__Written task__.
Your task is to copy every line of the records below that contains "this".

Chart and figure data:

============

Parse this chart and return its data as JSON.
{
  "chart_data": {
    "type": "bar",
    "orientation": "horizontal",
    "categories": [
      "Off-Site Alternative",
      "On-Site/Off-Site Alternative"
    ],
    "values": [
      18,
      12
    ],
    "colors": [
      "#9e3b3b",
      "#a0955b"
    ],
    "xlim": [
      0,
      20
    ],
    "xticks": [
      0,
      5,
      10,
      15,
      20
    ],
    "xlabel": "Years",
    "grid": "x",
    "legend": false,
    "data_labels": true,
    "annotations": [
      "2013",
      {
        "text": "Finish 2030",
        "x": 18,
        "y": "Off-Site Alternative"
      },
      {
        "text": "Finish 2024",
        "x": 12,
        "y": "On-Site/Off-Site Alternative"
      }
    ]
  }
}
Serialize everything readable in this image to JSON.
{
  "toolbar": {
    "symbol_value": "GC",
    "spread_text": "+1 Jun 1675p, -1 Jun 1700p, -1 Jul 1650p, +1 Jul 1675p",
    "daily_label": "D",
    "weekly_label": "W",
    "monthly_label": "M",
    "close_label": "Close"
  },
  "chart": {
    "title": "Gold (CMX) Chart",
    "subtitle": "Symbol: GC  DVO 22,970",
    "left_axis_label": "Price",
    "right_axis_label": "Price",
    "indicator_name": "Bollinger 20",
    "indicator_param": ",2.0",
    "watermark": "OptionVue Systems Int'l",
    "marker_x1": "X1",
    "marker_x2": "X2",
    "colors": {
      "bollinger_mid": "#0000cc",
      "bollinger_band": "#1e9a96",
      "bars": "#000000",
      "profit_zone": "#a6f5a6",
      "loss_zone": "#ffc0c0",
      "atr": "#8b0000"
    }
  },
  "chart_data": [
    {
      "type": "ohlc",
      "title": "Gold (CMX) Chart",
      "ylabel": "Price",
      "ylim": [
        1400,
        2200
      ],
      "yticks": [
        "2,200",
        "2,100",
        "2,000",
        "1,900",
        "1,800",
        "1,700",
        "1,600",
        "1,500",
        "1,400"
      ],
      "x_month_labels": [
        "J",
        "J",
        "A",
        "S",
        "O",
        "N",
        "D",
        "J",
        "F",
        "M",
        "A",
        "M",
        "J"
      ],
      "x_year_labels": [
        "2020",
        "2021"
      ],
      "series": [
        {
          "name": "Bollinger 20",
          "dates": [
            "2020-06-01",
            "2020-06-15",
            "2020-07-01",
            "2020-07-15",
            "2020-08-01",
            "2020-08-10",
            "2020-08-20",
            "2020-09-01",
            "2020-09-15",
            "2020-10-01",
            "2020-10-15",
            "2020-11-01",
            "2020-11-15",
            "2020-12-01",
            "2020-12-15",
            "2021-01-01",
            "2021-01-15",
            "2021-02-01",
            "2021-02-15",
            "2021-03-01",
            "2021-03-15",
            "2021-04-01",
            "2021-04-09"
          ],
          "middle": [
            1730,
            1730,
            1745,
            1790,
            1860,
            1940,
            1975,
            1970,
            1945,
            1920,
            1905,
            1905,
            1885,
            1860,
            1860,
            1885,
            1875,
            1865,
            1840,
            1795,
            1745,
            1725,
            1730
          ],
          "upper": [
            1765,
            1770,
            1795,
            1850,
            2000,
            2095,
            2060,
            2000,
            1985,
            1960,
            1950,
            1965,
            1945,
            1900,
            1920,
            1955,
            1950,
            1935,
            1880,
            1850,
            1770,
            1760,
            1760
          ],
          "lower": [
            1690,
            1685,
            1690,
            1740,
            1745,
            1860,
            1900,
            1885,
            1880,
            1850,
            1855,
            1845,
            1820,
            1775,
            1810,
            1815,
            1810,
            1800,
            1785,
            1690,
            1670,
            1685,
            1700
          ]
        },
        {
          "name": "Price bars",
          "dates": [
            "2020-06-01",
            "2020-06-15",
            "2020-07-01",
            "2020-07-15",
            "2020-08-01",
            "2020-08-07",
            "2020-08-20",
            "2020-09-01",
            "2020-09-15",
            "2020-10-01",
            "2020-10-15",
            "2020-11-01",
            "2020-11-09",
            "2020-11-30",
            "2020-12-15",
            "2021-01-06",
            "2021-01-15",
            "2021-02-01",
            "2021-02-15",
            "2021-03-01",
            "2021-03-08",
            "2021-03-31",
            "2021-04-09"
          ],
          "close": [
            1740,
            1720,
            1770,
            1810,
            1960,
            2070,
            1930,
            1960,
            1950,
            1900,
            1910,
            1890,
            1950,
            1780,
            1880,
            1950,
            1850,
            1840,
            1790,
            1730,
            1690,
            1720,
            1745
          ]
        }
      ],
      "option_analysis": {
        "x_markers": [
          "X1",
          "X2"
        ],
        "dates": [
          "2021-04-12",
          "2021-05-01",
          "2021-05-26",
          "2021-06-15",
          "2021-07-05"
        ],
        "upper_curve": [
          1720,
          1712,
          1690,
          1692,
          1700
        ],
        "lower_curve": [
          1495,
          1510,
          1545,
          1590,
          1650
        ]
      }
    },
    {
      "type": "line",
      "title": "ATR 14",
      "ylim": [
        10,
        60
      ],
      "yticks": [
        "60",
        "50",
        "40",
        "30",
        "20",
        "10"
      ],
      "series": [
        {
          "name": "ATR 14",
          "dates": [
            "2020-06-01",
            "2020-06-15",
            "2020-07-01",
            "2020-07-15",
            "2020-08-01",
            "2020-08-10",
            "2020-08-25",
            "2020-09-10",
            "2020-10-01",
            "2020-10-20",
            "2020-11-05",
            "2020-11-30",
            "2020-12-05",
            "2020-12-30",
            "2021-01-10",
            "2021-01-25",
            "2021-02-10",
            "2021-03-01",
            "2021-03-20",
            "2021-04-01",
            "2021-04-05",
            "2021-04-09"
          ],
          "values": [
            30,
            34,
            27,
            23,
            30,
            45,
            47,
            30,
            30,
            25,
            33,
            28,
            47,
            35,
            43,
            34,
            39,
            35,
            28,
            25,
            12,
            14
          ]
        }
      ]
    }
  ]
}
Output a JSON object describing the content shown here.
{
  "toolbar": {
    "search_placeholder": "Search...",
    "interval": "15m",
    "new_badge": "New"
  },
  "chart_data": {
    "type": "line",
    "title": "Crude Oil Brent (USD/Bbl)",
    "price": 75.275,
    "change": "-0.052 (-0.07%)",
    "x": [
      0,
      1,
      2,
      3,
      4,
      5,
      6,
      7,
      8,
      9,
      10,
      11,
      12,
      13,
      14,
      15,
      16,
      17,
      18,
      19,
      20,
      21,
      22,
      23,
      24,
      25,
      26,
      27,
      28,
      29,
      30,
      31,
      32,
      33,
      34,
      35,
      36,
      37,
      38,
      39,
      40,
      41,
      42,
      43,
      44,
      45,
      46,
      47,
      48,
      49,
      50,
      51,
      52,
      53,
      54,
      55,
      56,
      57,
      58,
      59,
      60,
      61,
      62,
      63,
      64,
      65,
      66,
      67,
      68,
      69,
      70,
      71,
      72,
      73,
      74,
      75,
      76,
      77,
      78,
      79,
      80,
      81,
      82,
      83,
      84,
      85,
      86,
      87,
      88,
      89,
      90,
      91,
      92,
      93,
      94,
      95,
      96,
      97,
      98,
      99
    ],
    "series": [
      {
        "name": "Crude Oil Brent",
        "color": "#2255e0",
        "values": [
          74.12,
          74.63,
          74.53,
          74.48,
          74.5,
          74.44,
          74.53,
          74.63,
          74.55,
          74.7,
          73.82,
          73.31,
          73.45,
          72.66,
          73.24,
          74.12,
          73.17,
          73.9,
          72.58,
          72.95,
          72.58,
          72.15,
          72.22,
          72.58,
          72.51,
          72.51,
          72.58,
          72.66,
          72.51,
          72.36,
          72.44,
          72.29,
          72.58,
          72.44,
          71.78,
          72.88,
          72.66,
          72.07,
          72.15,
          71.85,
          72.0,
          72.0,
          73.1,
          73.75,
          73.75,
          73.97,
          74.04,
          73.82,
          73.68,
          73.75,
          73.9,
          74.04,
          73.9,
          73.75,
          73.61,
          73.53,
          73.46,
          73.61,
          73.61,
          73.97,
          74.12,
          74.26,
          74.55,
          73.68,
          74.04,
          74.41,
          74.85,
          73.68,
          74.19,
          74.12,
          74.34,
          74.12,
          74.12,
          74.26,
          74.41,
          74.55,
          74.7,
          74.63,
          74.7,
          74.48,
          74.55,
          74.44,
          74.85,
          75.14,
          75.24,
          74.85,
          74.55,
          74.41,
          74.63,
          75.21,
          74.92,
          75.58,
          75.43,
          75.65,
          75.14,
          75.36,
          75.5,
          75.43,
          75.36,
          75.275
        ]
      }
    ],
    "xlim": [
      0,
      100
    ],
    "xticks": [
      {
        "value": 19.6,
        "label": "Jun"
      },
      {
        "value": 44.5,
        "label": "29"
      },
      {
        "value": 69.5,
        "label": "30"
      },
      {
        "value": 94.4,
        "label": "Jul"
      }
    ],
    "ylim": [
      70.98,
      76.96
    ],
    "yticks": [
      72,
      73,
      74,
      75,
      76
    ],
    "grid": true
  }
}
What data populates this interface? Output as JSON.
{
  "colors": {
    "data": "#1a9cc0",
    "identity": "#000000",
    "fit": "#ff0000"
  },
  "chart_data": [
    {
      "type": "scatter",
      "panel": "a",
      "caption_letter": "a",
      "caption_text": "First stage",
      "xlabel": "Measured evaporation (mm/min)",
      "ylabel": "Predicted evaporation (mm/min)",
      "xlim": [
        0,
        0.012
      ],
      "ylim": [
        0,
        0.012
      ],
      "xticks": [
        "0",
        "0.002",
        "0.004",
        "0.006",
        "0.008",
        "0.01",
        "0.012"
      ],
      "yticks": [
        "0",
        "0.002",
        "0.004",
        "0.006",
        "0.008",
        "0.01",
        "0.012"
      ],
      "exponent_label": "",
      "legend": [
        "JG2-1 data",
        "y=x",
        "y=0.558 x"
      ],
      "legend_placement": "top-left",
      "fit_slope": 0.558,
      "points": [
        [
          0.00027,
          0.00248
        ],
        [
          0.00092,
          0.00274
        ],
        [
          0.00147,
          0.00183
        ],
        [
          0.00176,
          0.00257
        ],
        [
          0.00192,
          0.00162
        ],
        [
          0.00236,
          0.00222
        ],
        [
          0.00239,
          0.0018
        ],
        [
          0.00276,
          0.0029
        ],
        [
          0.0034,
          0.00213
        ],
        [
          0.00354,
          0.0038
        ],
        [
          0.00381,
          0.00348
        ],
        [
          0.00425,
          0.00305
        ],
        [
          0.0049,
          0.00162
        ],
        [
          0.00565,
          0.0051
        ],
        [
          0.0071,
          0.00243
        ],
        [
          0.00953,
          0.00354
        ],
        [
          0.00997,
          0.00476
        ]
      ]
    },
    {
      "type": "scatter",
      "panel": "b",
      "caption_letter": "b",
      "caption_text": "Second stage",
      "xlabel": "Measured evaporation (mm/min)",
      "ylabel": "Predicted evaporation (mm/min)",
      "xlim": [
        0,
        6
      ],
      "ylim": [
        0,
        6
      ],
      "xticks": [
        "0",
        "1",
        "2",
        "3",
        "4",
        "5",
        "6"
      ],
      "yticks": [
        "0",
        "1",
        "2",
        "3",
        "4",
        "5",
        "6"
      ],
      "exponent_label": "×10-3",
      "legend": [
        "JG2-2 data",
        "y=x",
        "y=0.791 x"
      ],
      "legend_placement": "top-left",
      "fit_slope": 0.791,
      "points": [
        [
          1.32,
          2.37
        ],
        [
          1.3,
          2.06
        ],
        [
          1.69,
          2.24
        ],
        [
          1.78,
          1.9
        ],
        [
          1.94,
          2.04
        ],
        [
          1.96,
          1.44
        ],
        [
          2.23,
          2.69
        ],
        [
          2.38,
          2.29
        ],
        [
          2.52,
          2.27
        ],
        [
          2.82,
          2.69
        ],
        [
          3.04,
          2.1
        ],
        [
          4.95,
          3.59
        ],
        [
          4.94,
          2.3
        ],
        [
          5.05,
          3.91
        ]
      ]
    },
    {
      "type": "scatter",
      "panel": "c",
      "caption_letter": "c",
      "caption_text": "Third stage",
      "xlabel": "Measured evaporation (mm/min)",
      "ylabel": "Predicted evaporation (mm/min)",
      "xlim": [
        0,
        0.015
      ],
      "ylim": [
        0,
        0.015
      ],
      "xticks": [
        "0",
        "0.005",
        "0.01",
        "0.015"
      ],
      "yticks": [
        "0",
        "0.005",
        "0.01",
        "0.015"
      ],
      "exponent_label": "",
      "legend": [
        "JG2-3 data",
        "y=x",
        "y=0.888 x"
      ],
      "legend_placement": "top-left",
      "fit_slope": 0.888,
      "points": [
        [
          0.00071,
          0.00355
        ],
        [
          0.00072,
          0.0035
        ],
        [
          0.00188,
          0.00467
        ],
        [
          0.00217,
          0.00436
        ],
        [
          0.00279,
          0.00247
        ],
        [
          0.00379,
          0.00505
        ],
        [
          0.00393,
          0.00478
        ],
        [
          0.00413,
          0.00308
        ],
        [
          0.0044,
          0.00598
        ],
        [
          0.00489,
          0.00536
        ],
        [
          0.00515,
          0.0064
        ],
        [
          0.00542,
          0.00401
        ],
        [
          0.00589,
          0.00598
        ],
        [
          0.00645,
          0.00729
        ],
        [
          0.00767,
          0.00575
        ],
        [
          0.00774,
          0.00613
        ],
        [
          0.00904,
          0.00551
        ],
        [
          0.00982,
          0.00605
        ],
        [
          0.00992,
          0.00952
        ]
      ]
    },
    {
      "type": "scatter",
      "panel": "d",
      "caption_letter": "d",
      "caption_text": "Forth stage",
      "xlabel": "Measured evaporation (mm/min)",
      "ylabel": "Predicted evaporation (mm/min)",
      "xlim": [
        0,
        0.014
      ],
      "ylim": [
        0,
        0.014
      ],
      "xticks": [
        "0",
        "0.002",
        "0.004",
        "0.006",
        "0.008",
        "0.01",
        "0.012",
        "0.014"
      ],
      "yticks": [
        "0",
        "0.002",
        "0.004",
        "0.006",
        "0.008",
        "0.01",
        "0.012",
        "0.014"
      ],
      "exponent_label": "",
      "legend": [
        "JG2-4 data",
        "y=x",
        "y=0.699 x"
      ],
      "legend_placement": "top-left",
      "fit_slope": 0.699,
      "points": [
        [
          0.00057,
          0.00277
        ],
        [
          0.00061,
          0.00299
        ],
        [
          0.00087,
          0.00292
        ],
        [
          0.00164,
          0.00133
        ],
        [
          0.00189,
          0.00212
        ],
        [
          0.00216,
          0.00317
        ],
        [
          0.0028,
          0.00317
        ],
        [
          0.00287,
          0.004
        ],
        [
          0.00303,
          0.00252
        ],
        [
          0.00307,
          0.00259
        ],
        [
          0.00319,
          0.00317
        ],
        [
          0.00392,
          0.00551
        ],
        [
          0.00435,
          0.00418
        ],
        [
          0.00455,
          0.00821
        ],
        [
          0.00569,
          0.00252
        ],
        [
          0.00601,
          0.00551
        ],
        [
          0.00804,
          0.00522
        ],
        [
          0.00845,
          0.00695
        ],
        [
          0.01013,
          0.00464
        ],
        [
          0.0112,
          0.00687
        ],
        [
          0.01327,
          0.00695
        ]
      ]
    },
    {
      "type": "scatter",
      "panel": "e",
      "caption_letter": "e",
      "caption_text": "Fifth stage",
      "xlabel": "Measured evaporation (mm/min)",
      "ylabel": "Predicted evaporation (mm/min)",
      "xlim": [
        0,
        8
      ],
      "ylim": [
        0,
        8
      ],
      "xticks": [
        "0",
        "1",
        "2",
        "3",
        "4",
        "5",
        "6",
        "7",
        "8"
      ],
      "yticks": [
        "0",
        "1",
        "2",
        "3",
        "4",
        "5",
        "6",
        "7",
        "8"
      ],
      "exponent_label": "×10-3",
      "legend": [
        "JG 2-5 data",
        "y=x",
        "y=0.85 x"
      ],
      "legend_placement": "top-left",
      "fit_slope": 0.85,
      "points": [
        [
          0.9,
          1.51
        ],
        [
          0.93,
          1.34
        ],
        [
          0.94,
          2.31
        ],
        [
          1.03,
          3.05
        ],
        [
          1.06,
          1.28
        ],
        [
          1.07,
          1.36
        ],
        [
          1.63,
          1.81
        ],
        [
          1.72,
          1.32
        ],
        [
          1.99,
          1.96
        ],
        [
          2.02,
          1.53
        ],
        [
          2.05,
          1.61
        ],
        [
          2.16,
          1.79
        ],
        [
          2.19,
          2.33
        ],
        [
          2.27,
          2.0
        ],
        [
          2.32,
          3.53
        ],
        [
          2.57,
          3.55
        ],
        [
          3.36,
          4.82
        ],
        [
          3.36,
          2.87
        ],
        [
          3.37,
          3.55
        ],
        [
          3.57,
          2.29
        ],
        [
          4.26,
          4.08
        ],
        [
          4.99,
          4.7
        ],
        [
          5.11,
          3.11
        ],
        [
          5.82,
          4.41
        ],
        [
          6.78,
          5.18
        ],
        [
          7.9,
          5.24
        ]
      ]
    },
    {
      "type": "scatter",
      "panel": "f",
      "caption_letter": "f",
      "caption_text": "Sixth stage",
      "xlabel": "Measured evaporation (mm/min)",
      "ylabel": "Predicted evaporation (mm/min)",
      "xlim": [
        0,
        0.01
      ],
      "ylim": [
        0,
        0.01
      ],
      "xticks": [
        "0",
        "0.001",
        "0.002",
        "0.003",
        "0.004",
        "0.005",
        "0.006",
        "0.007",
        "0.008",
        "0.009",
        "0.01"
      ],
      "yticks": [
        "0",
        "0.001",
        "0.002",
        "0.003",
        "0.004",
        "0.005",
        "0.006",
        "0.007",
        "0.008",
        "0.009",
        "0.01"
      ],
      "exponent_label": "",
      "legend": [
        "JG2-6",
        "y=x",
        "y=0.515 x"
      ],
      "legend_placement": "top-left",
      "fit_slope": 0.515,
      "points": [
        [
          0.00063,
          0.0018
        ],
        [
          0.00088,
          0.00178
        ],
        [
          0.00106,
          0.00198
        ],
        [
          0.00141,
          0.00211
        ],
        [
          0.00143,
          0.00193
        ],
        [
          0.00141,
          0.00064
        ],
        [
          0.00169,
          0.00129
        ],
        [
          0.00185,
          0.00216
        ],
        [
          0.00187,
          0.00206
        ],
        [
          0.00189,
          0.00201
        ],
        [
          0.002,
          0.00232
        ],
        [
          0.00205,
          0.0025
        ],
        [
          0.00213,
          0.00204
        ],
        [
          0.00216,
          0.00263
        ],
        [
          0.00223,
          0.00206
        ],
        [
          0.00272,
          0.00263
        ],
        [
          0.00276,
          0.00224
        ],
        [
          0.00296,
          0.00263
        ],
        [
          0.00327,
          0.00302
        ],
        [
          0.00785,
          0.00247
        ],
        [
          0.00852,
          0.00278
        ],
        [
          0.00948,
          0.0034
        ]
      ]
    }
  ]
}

============

__Written answer__.
Parse this chart and return its data as JSON.
Serialize everything readable in this image to JSON.
What data populates this interface? Output as JSON.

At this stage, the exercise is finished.